## begin Working data

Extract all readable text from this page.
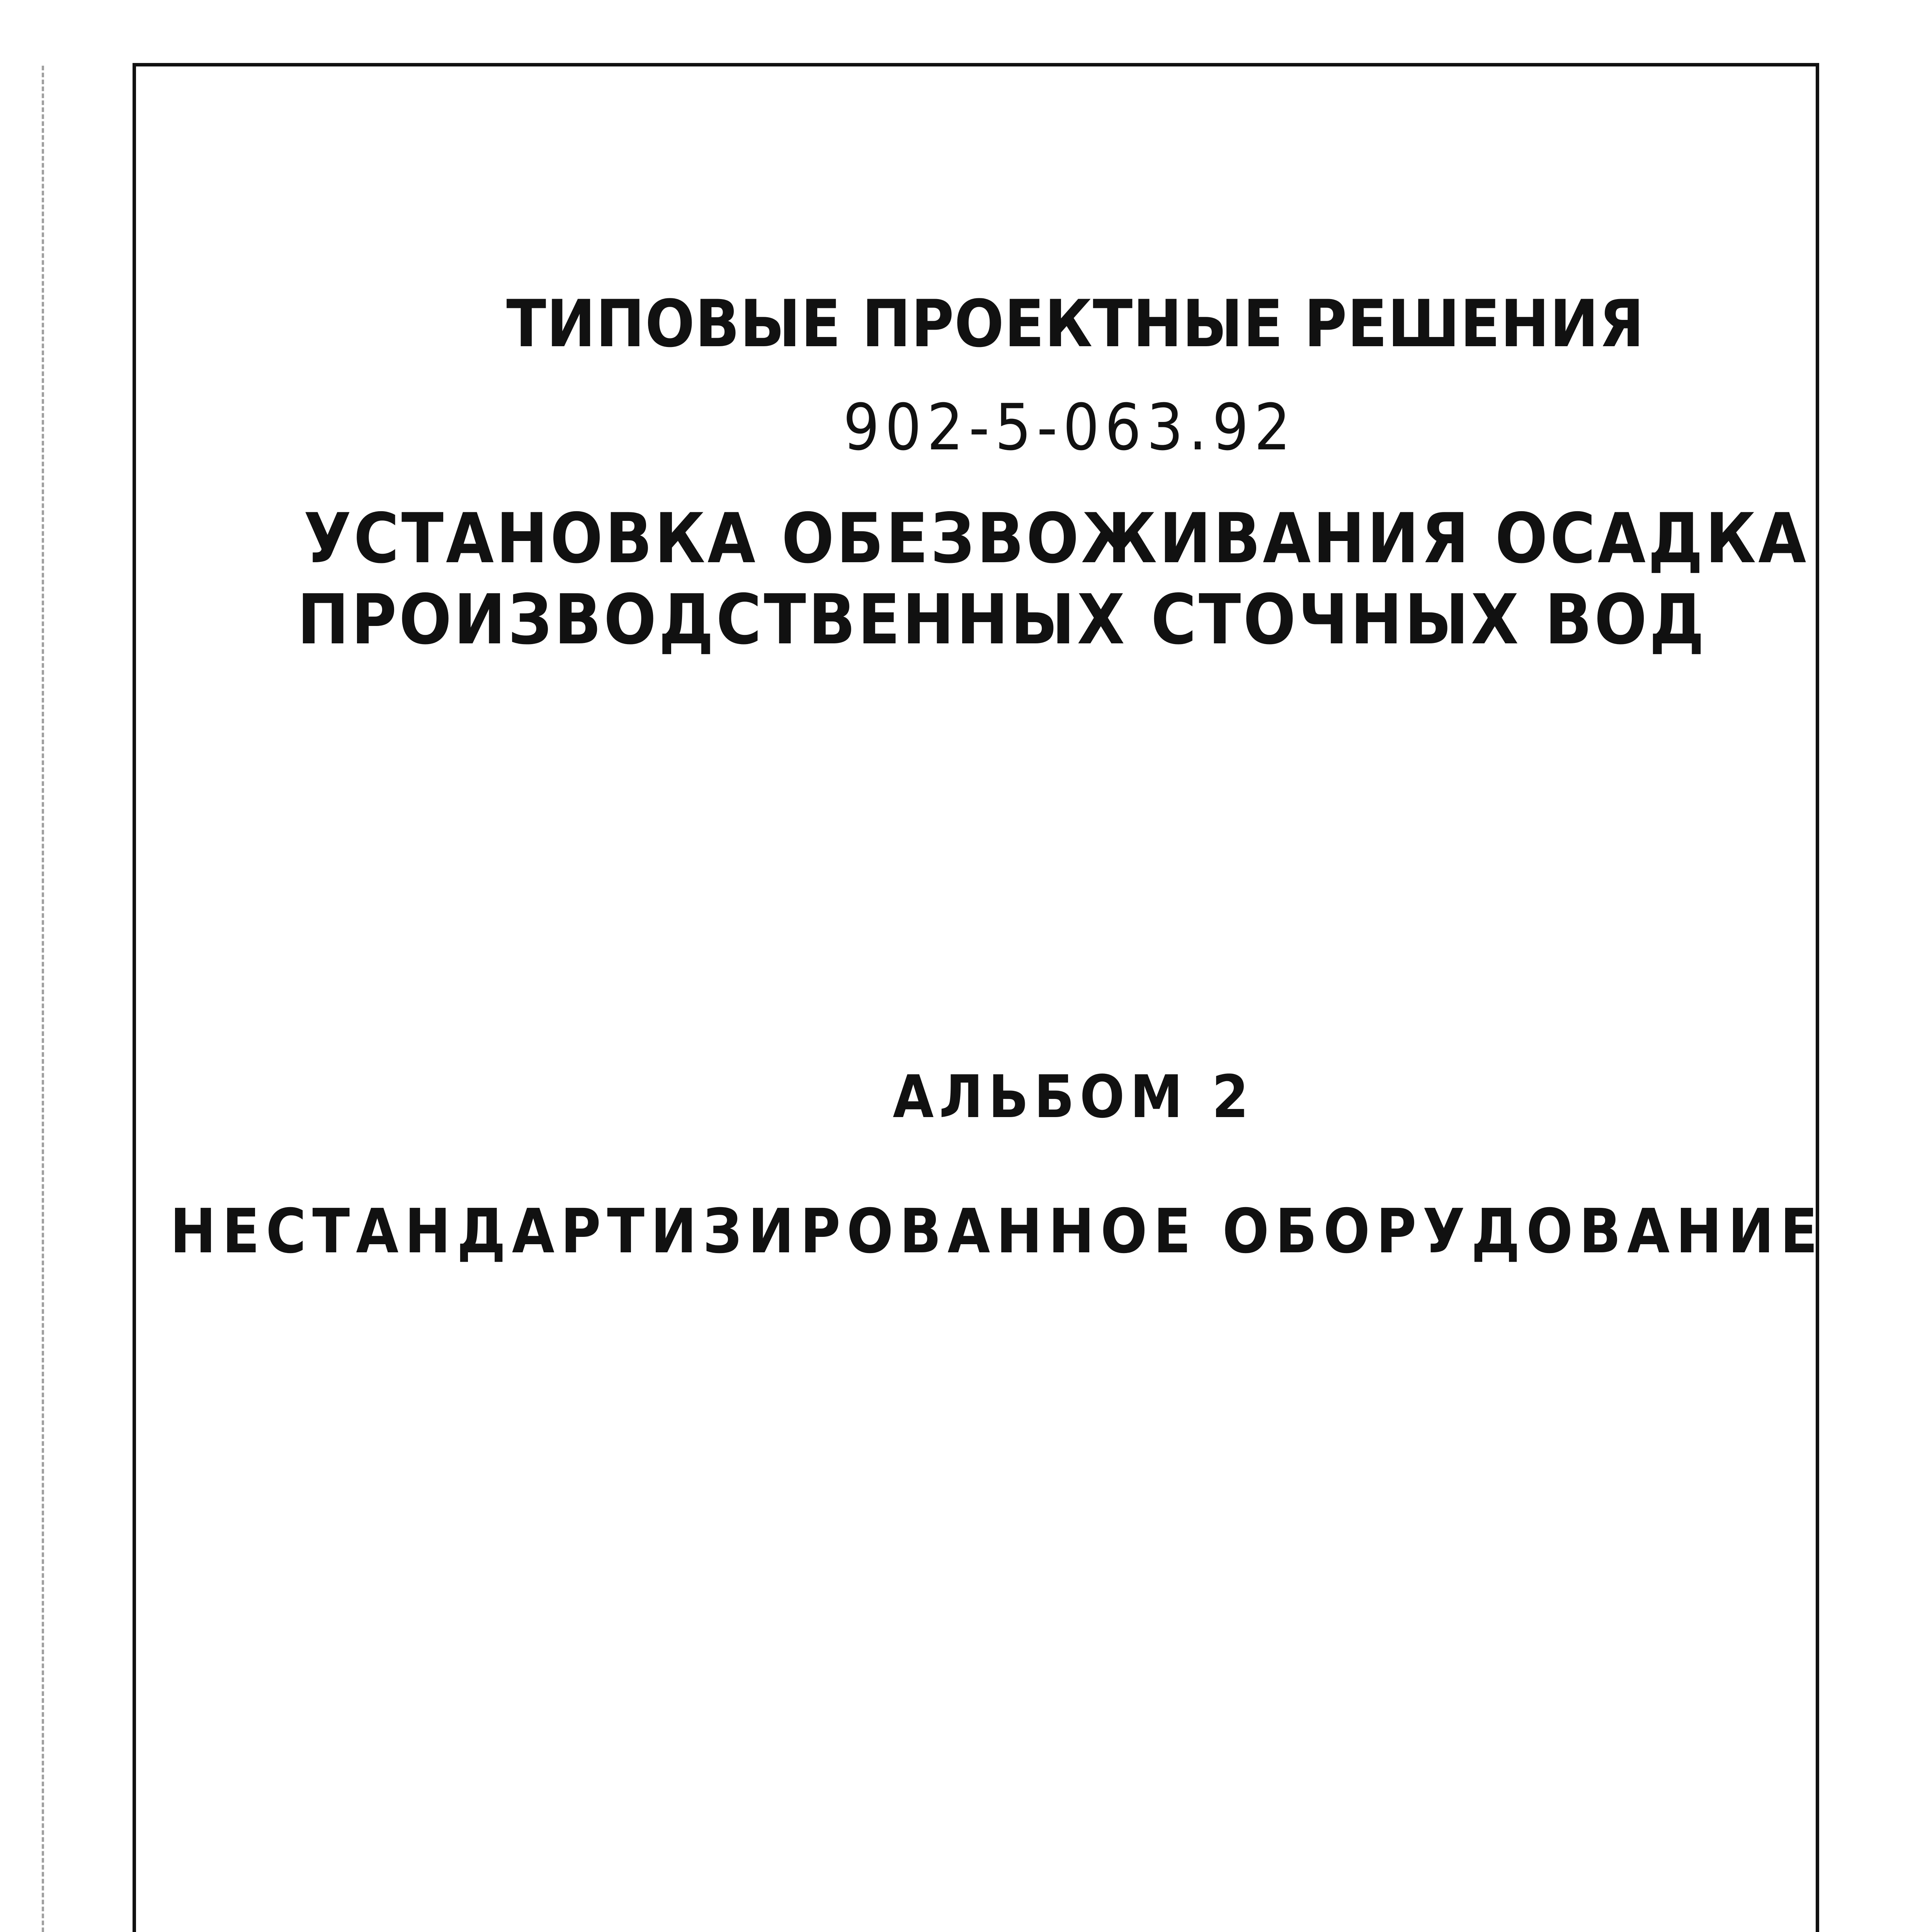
ТИПОВЫЕ ПРОЕКТНЫЕ РЕШЕНИЯ
902-5-063.92
УСТАНОВКА ОБЕЗВОЖИВАНИЯ ОСАДКА
ПРОИЗВОДСТВЕННЫХ СТОЧНЫХ ВОД
АЛЬБОМ 2
НЕСТАНДАРТИЗИРОВАННОЕ ОБОРУДОВАНИЕ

## end Working data

What is being asked — Reproduce every record above exactly, but leave out the pictures.

Correct response —
Extract all readable text from this page.
ТИПОВЫЕ ПРОЕКТНЫЕ РЕШЕНИЯ
902-5-063.92
УСТАНОВКА ОБЕЗВОЖИВАНИЯ ОСАДКА
ПРОИЗВОДСТВЕННЫХ СТОЧНЫХ ВОД
АЛЬБОМ 2
НЕСТАНДАРТИЗИРОВАННОЕ ОБОРУДОВАНИЕ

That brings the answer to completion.